## Work required
Repeat the listing in full, exactly as it stands.

[Collection entries]

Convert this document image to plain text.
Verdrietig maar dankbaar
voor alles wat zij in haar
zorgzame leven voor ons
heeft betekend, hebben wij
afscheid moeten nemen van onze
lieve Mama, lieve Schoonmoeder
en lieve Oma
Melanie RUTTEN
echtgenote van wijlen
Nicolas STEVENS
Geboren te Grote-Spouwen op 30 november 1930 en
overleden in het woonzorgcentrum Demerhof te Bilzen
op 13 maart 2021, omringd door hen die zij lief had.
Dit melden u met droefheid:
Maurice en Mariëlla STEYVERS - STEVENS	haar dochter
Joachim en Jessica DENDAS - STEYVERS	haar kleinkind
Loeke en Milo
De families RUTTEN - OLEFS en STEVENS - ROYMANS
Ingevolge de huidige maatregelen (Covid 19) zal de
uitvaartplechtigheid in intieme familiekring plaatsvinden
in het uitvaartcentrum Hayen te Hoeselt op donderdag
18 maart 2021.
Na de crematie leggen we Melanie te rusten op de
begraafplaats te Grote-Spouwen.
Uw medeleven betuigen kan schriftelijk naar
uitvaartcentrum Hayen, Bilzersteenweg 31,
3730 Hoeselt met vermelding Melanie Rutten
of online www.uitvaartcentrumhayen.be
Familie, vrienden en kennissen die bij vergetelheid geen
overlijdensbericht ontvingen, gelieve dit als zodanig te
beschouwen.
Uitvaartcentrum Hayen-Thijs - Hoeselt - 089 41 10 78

## Solution
Convert this document image to plain text.
Verdrietig maar dankbaar
voor alles wat zij in haar
zorgzame leven voor ons
heeft betekend, hebben wij
afscheid moeten nemen van onze
lieve Mama, lieve Schoonmoeder
en lieve Oma
Melanie RUTTEN
echtgenote van wijlen
Nicolas STEVENS
Geboren te Grote-Spouwen op 30 november 1930 en
overleden in het woonzorgcentrum Demerhof te Bilzen
op 13 maart 2021, omringd door hen die zij lief had.
Dit melden u met droefheid:
Maurice en Mariëlla STEYVERS - STEVENS	haar dochter
Joachim en Jessica DENDAS - STEYVERS	haar kleinkind
Loeke en Milo
De families RUTTEN - OLEFS en STEVENS - ROYMANS
Ingevolge de huidige maatregelen (Covid 19) zal de
uitvaartplechtigheid in intieme familiekring plaatsvinden
in het uitvaartcentrum Hayen te Hoeselt op donderdag
18 maart 2021.
Na de crematie leggen we Melanie te rusten op de
begraafplaats te Grote-Spouwen.
Uw medeleven betuigen kan schriftelijk naar
uitvaartcentrum Hayen, Bilzersteenweg 31,
3730 Hoeselt met vermelding Melanie Rutten
of online www.uitvaartcentrumhayen.be
Familie, vrienden en kennissen die bij vergetelheid geen
overlijdensbericht ontvingen, gelieve dit als zodanig te
beschouwen.
Uitvaartcentrum Hayen-Thijs - Hoeselt - 089 41 10 78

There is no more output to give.